Source passage »
════════

Time Magazine runs a 2-page article about gold. The New York
Times Sunday May 7th Business section puts Jim Sinclair and his
gold on the cover. CNBC and the rest of the financial press have
discovered gold and commodities. Gold is seemingly everywhere.
Gold, you might gather from all the news, is quite active. But,
as we have long asserted, gold is inert, brilliant,
incorruptible, and ultimately, passive. Gold doesn’t “go”
anywhere. The currencies that gold is measured against are
what’s moving – and the trend is downward.
Randall Forsyth in his “Up and Down Wall Street” column in the
May 8th edition of Barron’s spoke of our falling dollar, and the
bind that our weak currency will put on other nations’ efforts
in the export game. In short, no country wants their own
currency to be too strong relative to others:
“But other countries will resist the virtue of a strong currency
being forced on them because they don’t want to be the
wallflower at the global party. That leaves only one currency
that can’t be compromised: gold, which Friday hit $686.50 an
ounce for the nearby futures contract, up from $519 at the turn
on the year.”
The global ‘race to the bottom’ among currencies shows that the
weakening value of fiat money is not simply a matter of
undisciplined spending or legislative indifference. There are
legitimate issues of national interest in the trade wars which
mean that the various fiat currencies of the world will always
trend downward.
History shows that sometimes it happens slowly, and sometimes
quickly, but fiat currencies (money created by order of the
state) inevitably turn to dust.
The act of maintaining a fiat currency is a matter of
confidence, or to put it more crudely, a confidence game. The
holders of the currency must have some sense of assurance that
an unbridled quantity of the stuff won’t be unleashed
precipitously by the powers that be. Increases in the money
supply serve to dilute the value of the currency by violating
the only precept which enables that currency to maintain its
value, that of scarcity. Absent scarcity, exit value.
We should not forget what a mighty feat of legerdemain it is to
maintain a money that is not defined by precious metal, that is
not in fact manifested in a true ‘coin of the realm’ stamped in
measured quantities and purities of gold and silver. When the US
began its Grand Experiment in modern
money-which-is-not-coined-money during the Great Depression, the
concept of the dollar as a measure of gold stayed intact,
although altered for domestic consumption. Its total abandonment
came in 1971, when the Treasury finally ceased pouring out gold
to redeem dollars coming in from abroad.
Since that time, we have been living with a virtual dollar, and
have created them by the trillions. The dollar is now an entity
defined entirely by governmental contrivance, and nothing more.
So when Ben Bernanke, the head of the Federal Reserve, addresses
the health of the dollar, we should all pay attention. Mr
Bernanke is in no position to speak or write casually, ‘off the
cuff,’ or in a speculative manner. His word defines our virtual
dollar today.
And in a letter to lawmakers dated April 18, 2006, he wrote:
“If the dollar declined sharply, it would not necessarily
disrupt markets.”
This is a remarkable statement, succinct and transparent. It
bears reading again. Such a statement would be shocking in any
age except the present. Today the head of the Federal Reserve
doesn't even bother to pay lip service to the health of the
dollar.

════════

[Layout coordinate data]
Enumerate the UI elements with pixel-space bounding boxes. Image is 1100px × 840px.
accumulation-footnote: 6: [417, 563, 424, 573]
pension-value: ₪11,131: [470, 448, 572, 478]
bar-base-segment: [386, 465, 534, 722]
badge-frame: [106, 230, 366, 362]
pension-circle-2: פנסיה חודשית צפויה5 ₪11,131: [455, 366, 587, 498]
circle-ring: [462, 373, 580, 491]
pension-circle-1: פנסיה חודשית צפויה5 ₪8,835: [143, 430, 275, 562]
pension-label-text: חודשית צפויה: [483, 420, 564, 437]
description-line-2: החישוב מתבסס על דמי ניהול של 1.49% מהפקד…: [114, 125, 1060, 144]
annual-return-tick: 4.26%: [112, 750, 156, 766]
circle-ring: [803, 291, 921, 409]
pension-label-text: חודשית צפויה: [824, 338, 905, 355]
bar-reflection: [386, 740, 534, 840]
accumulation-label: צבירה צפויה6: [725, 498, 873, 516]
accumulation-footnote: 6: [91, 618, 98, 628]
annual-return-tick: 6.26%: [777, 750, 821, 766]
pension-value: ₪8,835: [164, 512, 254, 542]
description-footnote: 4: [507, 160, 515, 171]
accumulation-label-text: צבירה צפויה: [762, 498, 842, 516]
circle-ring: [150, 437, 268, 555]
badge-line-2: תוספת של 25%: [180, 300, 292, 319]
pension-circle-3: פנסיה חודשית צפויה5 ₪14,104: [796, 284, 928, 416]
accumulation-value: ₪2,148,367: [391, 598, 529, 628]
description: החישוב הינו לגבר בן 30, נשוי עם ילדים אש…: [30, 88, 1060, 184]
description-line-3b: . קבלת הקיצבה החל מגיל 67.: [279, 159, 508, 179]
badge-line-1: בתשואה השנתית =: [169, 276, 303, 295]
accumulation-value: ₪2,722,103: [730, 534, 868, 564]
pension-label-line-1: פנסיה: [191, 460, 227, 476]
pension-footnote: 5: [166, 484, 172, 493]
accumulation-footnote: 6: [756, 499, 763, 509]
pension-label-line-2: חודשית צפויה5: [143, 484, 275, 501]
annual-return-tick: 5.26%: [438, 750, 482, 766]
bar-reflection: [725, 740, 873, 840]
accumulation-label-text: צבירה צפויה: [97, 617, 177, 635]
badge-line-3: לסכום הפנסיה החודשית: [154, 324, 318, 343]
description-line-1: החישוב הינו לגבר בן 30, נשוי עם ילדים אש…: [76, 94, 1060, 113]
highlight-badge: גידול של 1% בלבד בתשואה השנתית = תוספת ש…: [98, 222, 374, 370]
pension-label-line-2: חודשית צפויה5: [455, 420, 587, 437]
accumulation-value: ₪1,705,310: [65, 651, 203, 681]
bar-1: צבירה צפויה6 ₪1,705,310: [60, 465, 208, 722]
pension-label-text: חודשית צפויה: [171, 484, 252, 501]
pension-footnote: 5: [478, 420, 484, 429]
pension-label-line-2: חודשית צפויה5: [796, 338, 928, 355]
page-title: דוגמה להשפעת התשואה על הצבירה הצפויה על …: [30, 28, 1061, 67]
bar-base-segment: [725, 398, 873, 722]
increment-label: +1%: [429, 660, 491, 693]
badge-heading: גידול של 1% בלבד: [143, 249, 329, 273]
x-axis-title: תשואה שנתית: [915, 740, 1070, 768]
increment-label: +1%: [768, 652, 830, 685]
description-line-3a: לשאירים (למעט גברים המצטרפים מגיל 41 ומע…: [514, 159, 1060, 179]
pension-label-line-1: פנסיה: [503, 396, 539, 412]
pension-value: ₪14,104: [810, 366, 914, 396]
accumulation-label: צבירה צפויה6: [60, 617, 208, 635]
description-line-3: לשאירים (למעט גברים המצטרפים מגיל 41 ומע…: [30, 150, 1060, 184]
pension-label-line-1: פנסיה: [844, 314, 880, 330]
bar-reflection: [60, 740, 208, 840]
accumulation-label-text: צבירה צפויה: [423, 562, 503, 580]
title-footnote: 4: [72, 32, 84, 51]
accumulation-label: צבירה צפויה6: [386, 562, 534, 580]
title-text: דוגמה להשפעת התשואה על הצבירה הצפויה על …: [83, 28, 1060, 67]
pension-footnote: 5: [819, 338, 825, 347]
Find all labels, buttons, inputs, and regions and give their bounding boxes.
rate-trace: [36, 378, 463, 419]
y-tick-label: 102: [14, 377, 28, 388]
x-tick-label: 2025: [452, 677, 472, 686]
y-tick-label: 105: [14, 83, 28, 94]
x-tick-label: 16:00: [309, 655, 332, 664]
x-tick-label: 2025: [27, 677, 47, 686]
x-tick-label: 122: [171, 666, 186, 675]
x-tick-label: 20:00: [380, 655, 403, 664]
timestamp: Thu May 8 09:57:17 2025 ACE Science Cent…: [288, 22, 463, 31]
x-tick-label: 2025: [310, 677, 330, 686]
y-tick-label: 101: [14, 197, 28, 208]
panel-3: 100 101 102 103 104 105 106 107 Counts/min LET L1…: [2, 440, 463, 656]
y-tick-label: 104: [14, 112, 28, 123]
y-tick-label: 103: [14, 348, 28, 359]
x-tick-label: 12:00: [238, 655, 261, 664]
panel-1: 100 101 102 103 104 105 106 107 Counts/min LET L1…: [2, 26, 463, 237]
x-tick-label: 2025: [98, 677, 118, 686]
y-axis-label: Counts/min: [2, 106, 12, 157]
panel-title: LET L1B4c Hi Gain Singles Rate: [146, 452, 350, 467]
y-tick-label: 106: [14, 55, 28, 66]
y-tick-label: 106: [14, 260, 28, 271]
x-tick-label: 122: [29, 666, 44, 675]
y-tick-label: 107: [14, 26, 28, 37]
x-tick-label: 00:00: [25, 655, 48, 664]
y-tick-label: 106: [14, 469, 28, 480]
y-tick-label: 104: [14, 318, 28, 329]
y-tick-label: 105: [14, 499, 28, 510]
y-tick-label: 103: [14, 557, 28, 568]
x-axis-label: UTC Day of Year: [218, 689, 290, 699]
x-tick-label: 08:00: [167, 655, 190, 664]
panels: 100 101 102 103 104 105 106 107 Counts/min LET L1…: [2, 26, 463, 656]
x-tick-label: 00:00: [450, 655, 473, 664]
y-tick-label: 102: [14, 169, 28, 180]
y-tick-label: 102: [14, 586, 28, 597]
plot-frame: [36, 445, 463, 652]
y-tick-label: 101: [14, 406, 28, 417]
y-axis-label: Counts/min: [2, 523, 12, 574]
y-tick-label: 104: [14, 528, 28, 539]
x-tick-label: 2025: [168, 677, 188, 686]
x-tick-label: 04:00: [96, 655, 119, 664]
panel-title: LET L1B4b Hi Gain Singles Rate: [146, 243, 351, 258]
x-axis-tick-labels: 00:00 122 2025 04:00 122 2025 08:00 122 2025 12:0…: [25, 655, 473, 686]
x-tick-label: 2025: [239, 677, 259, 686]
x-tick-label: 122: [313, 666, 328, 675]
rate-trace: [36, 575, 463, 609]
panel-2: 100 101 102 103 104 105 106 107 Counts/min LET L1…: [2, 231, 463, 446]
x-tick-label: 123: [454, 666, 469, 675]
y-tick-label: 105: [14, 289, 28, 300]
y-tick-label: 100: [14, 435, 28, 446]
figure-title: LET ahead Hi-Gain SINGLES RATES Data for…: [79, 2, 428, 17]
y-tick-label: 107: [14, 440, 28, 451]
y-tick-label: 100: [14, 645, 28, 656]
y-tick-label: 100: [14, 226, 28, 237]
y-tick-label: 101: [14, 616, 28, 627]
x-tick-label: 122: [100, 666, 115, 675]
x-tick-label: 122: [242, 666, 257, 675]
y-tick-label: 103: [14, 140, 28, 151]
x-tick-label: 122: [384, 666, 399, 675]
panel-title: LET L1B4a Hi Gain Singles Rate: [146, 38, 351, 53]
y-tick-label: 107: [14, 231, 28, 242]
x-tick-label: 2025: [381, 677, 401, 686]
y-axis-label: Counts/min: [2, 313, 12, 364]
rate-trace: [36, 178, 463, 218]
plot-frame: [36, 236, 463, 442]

════════

What to work on »
A. From the passage on gold and the dollar, quote the text starting with "Time Magazine runs" and going on through "trend is downward.".
B. Using the passage on gold and the dollar, mark each statement yes or no and quote the words that settle it.
(i) Randall Forsyth's column appeared in the May 8th edition of Barron's.
(ii) The dollar was fully abandoned as a measure of gold during the Great Depression.
(iii) Ben Bernanke's letter to lawmakers was dated April 18, 2006.
C. Answer from the passage on gold and the dollar:
(i) Which section of the New York Times put Jim Sinclair on its cover?
(ii) What price did gold hit on Friday for the nearby futures contract?
(iii) Which precept do increases in the money supply violate?

Complete answers »
A.
Time Magazine runs a 2-page article about gold. The New York
Times Sunday May 7th Business section puts Jim Sinclair and his
gold on the cover. CNBC and the rest of the financial press have
discovered gold and commodities. Gold is seemingly everywhere.
Gold, you might gather from all the news, is quite active. But,
as we have long asserted, gold is inert, brilliant,
incorruptible, and ultimately, passive. Gold doesn’t “go”
anywhere. The currencies that gold is measured against are
what’s moving – and the trend is downward.

B.
(i) Yes: "in his “Up and Down Wall Street” column in the May 8th edition of Barron’s"
(ii) No: "Its total abandonment came in 1971"
(iii) Yes: "in a letter to lawmakers dated April 18, 2006"

C.
(i) The Sunday May 7th Business section
(ii) $686.50 an ounce
(iii) Scarcity